▶ _Task set_:
A: According to the Radiohead blog excerpt, by about how much was The Gloaming shortened on the limited-edition CD?
B: In the records, replace "tag-yellow" with "tag-orange" and write out the lines from the line with "sticky-note-black[interactable]: making this" up to and including the line with "tag-yellow[interactable] — [449, 218, 481, 234]", leaving everything else unchanged.

## start Text shown

In other rumours, a certain Scottish band may be touring Australia next year; they'll probably play at the Corner or the Prince or somesuch, undoubtedly supported by Architecture In Helsinki or The Lucksmiths or someone like that.
And speaking of touring bands, FourPlay are coming down to play the Queenscliff festival. So Melbourne fans will be able to see them slightly more conveniently than by travelling up to Sydney.
Rumour of the day: Radiohead may be coming to Australia around April of next year. Start saving, and keep those binoculars handy...
The new big thing among New York's hipsters is hating Radiohead: (via VM)
"You have to have a very concrete opinion about why you like or dislike Radiohead, and maybe a lot of people are afraid to say they dislike them because they're afraid that their only answer is going to be 'it seems too smart for me.' "
"Hating Radiohead is the hipster's dirty little secret," says Franzman, the entertainment guide editor.
"There's definitely now a symbolic value to saying you hate Radiohead - even Kid Rock makes a big deal about hating Radiohead. He even has a video where he's literally using toilet paper with the word 'Radiohead' embossed on it."
Hang on; if Kid Rock is leading the I-hate-Radiohead bandwagon, could it be that the hip thing is ironically hating Radiohead, in much the same sense as wearing a mesh trucker cap?
When you expose 9-to-11-year-olds to Radiohead and ask them to draw what the music suggests to them, you may get something like this. Some are surprisingly existential, others are somewhat prosaic, and one of them is of a 1,000-foot ice cream cone, reaffirming the adage that when children recount a story they often put correct it, adding the crucial missing element of ice cream.
For the first few songs, the kids hardly move, scarcely even changing facial expressions. One girl plants her head on her desk face-first. The "hold your head in your hands and look completely confused" look is extremely popular.
Jeffrey, 9 Easily the most disturbing of several you're-going-to-hell panoramas. The booth in the center reads "Free Suicides." Someone buy this kid a Coldplay CD.
I got the limited-edition CD version of the new Radiohead album yesterday (from the US, where it's available on proper CDs). I haven't listened to the whole thing yet, but I've noticed some differences from the preview: there are additional, rather faint, voices at the start of the first track, for example. Disappointingly, however, they've cut the entire third verse out of The Gloaming, reducing it in length by some 50 seconds.

## end Text shown
## start Data to process

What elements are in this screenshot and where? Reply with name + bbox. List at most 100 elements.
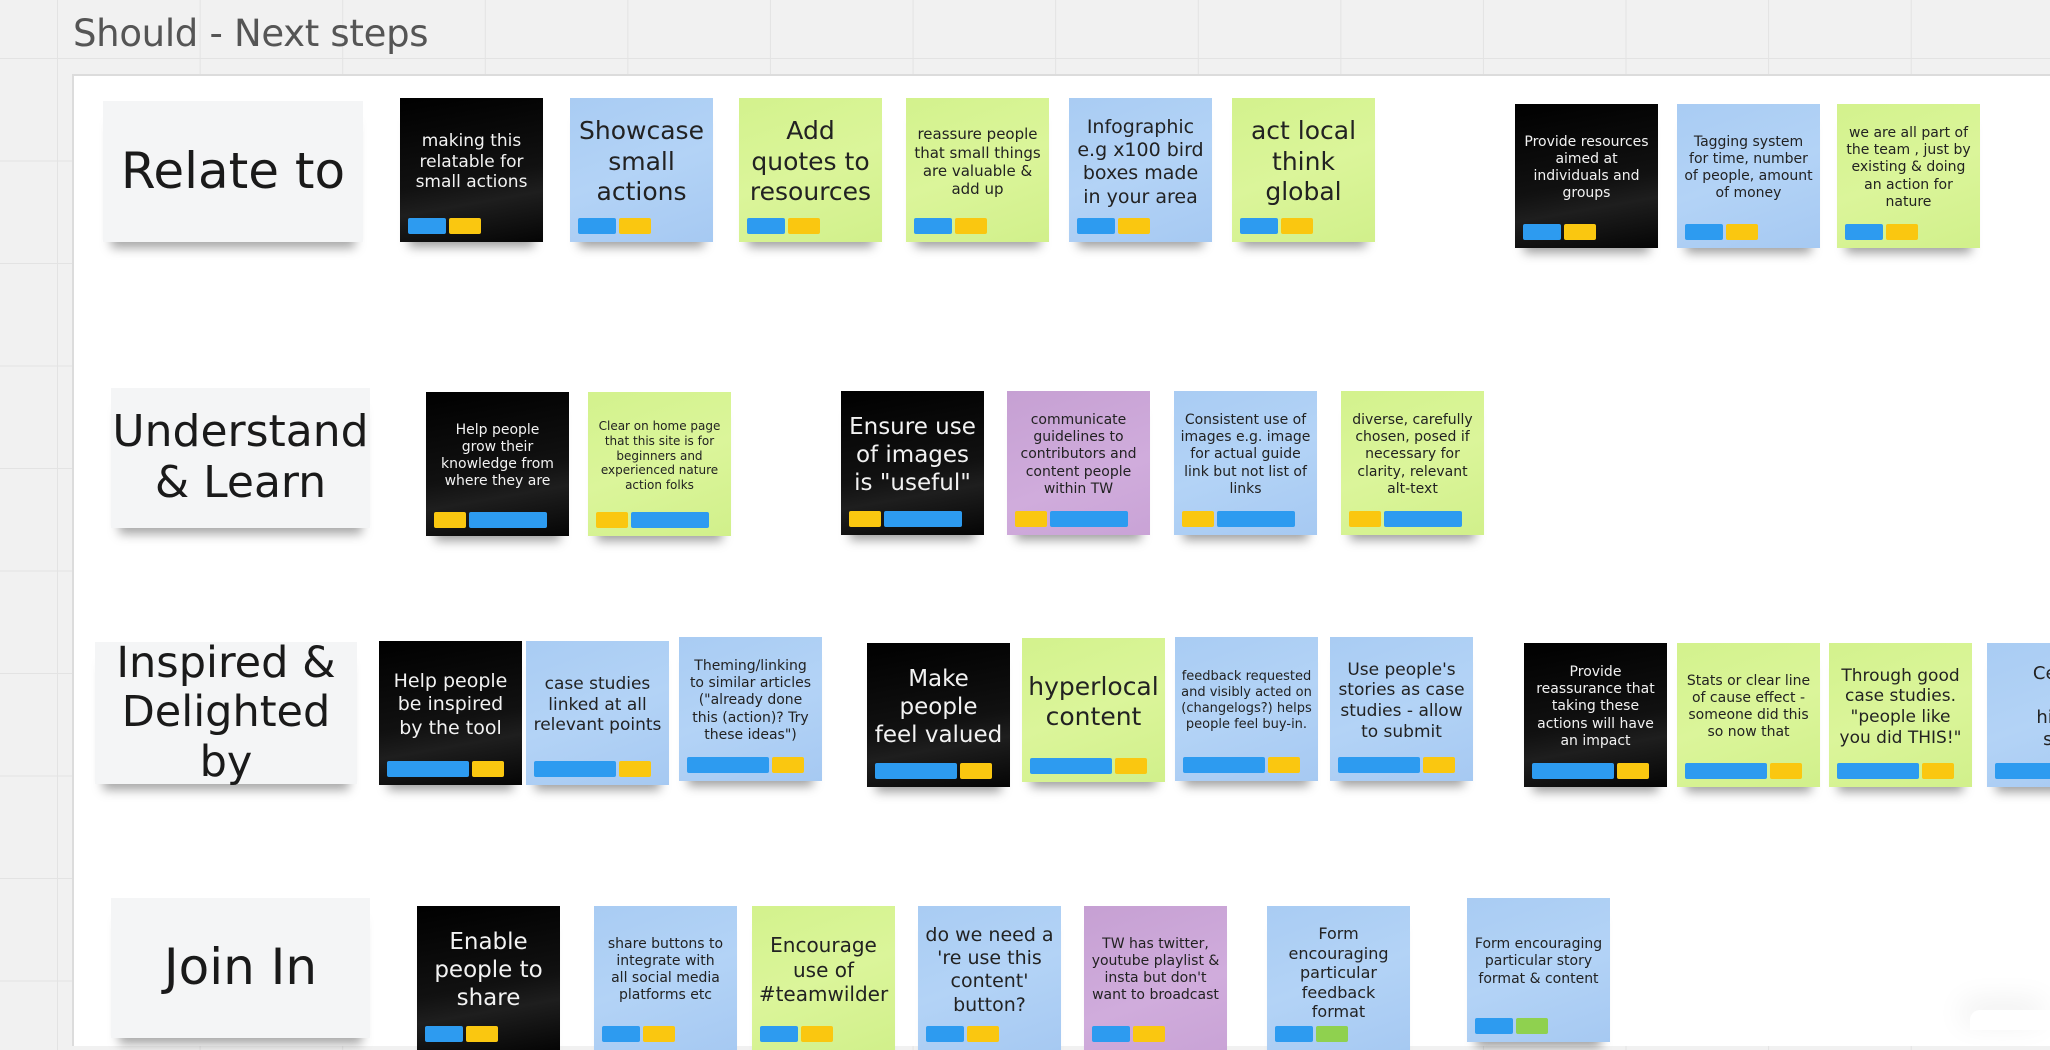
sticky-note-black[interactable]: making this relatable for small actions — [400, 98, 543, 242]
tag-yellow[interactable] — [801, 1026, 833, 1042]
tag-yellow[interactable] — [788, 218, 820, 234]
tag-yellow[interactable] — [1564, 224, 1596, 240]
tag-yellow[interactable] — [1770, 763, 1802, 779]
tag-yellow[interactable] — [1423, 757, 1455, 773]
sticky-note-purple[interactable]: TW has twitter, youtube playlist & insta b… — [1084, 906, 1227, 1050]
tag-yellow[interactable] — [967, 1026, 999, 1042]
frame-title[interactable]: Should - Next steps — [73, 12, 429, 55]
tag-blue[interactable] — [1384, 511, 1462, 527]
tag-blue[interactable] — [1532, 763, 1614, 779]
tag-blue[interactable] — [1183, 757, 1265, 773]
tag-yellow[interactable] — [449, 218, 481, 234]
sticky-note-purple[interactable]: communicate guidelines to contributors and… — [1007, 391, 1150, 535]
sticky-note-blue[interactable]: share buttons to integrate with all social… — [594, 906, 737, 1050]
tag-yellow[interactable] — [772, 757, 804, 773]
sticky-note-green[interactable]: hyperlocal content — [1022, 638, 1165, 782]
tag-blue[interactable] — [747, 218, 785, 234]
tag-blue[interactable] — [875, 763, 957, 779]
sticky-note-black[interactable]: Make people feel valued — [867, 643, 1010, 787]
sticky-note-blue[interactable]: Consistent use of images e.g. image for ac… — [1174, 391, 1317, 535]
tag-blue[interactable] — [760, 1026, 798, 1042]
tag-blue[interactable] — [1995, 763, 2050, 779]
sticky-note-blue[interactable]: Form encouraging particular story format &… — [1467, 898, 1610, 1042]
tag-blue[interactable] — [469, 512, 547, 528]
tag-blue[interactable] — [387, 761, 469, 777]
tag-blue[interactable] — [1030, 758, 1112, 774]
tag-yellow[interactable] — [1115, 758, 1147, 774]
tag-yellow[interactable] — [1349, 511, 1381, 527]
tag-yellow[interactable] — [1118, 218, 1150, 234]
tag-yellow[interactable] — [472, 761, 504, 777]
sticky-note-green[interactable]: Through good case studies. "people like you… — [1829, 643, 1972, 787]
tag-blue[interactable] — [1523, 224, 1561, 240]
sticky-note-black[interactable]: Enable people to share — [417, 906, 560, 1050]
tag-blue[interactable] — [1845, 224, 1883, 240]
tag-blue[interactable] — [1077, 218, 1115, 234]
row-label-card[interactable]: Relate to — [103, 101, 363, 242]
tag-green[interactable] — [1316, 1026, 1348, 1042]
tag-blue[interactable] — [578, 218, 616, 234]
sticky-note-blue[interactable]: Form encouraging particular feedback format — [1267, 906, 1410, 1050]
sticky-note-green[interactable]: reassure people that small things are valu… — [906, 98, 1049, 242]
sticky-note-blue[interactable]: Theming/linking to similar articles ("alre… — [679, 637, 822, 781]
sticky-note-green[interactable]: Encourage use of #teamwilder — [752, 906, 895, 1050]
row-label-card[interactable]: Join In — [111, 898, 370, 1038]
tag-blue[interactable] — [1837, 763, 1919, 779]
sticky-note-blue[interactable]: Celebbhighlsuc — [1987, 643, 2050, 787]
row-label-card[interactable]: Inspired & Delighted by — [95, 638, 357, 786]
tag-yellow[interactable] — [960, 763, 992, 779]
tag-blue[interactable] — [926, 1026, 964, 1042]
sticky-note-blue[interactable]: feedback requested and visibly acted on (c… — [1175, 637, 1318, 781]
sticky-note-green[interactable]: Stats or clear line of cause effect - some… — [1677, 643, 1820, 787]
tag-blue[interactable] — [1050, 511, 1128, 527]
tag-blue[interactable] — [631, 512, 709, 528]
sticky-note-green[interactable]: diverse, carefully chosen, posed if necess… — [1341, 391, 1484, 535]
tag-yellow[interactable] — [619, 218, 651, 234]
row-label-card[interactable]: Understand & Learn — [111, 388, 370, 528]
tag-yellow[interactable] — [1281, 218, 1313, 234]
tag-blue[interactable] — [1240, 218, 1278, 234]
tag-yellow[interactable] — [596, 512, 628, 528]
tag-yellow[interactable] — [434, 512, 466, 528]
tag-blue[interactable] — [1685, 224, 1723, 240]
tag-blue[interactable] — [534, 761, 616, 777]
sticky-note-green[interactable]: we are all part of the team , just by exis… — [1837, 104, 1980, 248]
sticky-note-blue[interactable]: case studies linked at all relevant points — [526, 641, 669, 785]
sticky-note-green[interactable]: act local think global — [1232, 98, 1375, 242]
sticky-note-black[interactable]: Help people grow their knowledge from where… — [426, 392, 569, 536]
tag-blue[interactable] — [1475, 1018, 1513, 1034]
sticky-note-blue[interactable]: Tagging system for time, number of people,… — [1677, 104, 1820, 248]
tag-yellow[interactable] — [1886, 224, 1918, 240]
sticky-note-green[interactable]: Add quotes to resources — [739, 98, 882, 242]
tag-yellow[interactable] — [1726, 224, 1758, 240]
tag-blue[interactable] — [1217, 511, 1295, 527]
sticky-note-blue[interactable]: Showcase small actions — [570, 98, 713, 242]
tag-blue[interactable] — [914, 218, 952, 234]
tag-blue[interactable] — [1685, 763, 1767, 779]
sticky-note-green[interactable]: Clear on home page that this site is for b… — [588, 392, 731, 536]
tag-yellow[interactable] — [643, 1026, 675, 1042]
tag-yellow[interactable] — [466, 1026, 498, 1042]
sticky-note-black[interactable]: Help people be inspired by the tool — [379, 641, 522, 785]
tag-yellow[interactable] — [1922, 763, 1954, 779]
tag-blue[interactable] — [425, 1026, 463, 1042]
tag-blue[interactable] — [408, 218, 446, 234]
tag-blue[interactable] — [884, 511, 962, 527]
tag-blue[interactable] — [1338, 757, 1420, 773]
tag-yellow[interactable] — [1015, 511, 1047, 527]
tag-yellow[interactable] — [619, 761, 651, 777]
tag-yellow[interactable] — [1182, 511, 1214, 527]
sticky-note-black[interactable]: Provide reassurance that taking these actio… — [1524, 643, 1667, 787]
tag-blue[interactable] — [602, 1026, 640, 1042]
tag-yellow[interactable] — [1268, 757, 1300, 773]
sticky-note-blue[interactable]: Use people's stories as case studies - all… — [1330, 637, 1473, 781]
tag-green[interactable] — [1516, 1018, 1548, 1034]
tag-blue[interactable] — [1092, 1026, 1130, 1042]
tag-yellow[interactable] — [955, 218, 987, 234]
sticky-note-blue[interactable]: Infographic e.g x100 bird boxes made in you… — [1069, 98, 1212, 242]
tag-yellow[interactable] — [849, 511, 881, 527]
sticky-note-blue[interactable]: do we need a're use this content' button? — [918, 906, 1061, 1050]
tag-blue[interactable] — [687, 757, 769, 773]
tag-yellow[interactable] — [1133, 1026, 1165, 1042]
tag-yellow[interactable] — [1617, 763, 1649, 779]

## end Data to process

▶ _Response list_:
A: By some 50 seconds.

B:
sticky-note-black[interactable]: making this relatable for small actions — [400, 98, 543, 242]
tag-orange[interactable] — [801, 1026, 833, 1042]
tag-orange[interactable] — [788, 218, 820, 234]
tag-orange[interactable] — [1564, 224, 1596, 240]
tag-orange[interactable] — [1770, 763, 1802, 779]
tag-orange[interactable] — [1423, 757, 1455, 773]
sticky-note-purple[interactable]: TW has twitter, youtube playlist & insta b… — [1084, 906, 1227, 1050]
tag-orange[interactable] — [967, 1026, 999, 1042]
frame-title[interactable]: Should - Next steps — [73, 12, 429, 55]
tag-blue[interactable] — [1384, 511, 1462, 527]
tag-blue[interactable] — [1532, 763, 1614, 779]
tag-blue[interactable] — [1183, 757, 1265, 773]
tag-orange[interactable] — [449, 218, 481, 234]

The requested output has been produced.